◆ **Task instructions**
Convert the records below, from their start through the line containing "Text: combined with" inclusive, into a numbered list that omits any blank lines.

|---|

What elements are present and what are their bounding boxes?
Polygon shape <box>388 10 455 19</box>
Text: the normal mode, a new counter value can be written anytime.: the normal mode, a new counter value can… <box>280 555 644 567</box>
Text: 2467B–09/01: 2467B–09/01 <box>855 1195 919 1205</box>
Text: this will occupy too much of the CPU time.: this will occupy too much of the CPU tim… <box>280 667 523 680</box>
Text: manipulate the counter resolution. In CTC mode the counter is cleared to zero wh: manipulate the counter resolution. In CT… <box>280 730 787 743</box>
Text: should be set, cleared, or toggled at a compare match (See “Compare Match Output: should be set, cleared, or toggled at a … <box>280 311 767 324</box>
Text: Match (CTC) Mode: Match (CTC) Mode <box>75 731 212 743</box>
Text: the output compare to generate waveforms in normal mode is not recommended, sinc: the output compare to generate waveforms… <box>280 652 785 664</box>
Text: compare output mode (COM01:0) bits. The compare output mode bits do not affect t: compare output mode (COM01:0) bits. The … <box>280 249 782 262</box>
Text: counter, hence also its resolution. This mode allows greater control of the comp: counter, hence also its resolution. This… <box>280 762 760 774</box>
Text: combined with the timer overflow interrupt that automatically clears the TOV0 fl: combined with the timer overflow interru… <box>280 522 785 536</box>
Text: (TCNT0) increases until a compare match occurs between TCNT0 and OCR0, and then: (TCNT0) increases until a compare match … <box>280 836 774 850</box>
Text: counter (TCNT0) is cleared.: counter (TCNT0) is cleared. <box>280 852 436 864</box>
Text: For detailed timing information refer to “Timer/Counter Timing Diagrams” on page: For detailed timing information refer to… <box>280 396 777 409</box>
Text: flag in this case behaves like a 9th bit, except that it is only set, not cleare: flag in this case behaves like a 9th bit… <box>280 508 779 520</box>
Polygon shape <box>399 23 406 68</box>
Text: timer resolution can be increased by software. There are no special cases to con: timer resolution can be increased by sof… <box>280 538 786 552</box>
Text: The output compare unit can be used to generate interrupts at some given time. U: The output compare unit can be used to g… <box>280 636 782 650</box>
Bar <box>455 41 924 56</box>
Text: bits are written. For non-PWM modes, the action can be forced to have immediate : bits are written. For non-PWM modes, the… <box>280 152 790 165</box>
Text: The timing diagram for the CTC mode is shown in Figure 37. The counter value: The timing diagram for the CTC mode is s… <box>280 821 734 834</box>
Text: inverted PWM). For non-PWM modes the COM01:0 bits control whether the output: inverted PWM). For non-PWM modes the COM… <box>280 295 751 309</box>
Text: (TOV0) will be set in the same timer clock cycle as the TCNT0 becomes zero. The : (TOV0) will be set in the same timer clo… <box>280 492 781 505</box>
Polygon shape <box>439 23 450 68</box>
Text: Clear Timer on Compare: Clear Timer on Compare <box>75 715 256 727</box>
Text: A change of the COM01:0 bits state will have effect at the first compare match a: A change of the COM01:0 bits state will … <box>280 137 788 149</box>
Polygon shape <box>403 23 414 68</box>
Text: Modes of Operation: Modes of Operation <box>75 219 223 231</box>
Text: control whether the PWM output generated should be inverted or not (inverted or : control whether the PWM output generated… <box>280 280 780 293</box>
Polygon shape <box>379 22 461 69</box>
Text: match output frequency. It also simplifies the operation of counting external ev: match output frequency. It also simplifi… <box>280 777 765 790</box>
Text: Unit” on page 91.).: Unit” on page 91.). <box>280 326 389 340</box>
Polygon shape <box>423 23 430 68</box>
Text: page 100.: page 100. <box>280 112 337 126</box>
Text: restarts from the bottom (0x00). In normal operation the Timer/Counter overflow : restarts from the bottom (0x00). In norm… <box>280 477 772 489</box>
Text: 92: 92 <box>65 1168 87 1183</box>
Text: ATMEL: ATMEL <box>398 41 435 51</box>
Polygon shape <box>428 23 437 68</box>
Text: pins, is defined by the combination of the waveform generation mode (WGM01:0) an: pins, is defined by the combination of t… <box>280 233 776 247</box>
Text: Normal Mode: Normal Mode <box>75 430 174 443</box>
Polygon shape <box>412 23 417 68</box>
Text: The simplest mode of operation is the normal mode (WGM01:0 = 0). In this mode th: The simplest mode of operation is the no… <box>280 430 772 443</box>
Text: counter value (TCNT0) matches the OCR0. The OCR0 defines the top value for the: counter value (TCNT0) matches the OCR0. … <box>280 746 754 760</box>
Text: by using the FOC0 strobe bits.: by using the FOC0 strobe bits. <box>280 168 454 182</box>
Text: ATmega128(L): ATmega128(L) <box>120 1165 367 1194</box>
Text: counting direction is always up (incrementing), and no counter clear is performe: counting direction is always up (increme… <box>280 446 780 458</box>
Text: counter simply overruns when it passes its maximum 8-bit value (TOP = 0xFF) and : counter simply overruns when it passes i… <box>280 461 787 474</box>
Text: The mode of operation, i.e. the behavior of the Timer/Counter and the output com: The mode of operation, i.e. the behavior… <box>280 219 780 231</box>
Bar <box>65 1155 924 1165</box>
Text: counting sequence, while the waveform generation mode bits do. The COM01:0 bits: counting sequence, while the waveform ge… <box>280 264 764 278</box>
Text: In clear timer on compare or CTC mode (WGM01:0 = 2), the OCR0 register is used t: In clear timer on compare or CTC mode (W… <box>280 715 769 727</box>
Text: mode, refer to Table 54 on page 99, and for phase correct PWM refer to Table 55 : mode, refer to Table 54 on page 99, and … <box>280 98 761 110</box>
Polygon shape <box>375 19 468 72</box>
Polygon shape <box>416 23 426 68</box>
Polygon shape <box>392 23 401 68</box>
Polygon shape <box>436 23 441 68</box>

|---|

◆ **Answer**
1. What elements are present and what are their bounding boxes?
2. Polygon shape <box>388 10 455 19</box>
3. Text: the normal mode, a new counter value can be written anytime.: the normal mode, a new counter value can… <box>280 555 644 567</box>
4. Text: 2467B–09/01: 2467B–09/01 <box>855 1195 919 1205</box>
5. Text: this will occupy too much of the CPU time.: this will occupy too much of the CPU tim… <box>280 667 523 680</box>
6. Text: manipulate the counter resolution. In CTC mode the counter is cleared to zero wh: manipulate the counter resolution. In CT… <box>280 730 787 743</box>
7. Text: should be set, cleared, or toggled at a compare match (See “Compare Match Output: should be set, cleared, or toggled at a … <box>280 311 767 324</box>
8. Text: Match (CTC) Mode: Match (CTC) Mode <box>75 731 212 743</box>
9. Text: the output compare to generate waveforms in normal mode is not recommended, sinc: the output compare to generate waveforms… <box>280 652 785 664</box>
10. Text: compare output mode (COM01:0) bits. The compare output mode bits do not affect t: compare output mode (COM01:0) bits. The … <box>280 249 782 262</box>
11. Text: counter, hence also its resolution. This mode allows greater control of the comp: counter, hence also its resolution. This… <box>280 762 760 774</box>
12. Text: combined with the timer overflow interrupt that automatically clears the TOV0 fl: combined with the timer overflow interru… <box>280 522 785 536</box>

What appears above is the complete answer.